> _YOUR INSTRUCTIONS_:
Write out every line below that includes the word "Daniela".

> _INPUT RECORDS_:
>>>
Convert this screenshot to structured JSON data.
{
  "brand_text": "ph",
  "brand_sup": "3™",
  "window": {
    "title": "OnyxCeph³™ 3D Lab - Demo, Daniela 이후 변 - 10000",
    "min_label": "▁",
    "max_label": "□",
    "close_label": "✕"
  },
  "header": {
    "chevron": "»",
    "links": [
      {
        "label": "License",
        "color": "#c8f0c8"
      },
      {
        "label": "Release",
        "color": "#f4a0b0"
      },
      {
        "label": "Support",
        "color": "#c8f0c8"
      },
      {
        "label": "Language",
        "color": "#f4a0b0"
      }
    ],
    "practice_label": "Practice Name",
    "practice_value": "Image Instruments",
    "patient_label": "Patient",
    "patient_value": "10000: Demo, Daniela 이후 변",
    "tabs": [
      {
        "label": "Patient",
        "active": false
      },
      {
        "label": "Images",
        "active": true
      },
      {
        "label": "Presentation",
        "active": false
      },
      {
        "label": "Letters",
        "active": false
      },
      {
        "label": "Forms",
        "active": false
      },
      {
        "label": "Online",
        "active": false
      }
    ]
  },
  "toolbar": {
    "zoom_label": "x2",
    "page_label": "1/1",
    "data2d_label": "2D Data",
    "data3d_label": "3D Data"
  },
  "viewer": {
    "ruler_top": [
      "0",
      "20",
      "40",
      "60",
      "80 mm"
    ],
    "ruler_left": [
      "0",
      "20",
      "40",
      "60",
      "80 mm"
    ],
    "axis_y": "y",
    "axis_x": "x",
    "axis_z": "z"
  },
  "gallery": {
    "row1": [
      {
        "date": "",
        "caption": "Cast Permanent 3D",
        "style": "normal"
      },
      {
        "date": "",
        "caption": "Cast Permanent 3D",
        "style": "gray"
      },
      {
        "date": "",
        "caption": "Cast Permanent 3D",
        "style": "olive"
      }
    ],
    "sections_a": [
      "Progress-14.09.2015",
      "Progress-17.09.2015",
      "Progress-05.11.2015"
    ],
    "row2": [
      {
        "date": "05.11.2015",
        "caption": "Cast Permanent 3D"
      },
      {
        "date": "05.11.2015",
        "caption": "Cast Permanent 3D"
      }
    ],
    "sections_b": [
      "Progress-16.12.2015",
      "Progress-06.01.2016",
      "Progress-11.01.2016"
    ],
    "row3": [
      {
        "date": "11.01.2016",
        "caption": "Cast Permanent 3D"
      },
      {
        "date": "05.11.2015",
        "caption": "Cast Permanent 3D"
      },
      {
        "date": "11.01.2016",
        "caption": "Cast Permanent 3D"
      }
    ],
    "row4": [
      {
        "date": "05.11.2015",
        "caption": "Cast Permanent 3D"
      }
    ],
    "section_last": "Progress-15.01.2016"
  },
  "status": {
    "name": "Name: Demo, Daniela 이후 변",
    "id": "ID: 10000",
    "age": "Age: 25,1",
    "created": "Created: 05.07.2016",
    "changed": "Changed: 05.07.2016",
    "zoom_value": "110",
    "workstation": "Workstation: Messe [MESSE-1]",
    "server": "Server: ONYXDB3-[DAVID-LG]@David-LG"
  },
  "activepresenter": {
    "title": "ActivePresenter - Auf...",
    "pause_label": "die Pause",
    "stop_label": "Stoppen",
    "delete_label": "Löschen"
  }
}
<<<
> _EXERCISE SOLUTION_:
    "title": "OnyxCeph³™ 3D Lab - Demo, Daniela 이후 변 - 10000",
    "patient_value": "10000: Demo, Daniela 이후 변",
    "name": "Name: Demo, Daniela 이후 변",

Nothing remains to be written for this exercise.